• [What is being asked] Find how many lines contain "QUERY" and state only that number.

• [Input]
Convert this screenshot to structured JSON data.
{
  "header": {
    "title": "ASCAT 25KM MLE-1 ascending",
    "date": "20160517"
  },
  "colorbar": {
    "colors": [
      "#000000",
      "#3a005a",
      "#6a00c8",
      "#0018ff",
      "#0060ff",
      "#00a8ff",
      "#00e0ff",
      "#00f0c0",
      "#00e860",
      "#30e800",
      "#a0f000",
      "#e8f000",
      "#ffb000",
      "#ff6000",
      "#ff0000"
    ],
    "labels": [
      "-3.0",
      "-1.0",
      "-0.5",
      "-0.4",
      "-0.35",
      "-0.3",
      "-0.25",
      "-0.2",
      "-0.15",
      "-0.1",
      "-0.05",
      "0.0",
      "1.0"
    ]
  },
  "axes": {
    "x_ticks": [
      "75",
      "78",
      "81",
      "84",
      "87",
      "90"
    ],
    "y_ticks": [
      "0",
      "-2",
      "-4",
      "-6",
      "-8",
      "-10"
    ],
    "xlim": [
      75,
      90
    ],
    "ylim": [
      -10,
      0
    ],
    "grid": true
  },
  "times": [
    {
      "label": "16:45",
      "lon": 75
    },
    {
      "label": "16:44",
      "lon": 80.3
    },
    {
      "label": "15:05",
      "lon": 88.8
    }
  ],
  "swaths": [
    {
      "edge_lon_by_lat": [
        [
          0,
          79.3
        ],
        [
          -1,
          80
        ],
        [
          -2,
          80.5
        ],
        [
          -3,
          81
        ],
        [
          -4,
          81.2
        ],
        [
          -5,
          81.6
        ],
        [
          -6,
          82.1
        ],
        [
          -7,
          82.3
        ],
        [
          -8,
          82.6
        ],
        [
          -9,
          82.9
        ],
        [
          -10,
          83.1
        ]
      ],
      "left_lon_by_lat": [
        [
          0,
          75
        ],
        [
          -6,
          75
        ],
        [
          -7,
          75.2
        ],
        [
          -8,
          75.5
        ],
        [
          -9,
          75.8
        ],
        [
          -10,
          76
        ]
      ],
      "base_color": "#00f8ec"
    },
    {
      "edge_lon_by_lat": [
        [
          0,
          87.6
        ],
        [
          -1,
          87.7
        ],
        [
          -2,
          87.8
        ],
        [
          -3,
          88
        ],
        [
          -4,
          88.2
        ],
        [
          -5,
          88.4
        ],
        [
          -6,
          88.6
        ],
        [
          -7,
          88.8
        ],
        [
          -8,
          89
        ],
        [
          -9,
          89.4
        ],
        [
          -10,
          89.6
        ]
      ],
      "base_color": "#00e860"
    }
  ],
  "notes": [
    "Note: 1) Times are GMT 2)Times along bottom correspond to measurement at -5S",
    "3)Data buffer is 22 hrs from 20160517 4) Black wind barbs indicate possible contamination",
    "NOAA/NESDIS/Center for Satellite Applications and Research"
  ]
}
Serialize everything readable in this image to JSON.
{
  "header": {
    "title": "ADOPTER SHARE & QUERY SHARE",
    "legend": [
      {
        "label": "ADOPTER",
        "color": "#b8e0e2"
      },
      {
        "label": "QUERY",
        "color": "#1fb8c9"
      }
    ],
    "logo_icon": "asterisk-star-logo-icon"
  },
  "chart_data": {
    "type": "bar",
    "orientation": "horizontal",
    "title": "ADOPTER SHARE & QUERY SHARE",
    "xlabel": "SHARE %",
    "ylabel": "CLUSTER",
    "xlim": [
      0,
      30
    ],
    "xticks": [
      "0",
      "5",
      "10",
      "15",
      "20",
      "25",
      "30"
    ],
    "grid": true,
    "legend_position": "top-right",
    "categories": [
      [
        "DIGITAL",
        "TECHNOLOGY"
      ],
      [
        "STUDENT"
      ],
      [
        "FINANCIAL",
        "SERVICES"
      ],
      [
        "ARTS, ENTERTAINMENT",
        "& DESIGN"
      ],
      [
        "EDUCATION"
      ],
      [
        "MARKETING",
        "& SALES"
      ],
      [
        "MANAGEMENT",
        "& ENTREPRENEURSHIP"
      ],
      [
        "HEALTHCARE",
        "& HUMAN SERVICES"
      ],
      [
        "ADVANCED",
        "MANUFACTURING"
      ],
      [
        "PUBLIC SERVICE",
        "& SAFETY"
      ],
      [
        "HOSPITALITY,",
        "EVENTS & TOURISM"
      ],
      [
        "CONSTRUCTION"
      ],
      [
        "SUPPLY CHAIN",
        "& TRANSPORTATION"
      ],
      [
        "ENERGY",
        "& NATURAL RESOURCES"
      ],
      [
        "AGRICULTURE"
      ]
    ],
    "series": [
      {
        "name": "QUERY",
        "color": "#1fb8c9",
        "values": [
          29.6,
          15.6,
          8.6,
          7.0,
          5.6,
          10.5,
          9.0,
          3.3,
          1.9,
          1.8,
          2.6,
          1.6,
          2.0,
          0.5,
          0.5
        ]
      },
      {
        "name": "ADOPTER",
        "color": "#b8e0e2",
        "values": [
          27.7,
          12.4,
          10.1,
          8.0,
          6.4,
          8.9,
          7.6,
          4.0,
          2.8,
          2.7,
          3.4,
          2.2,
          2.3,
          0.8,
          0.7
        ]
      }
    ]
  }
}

• [Solution] 4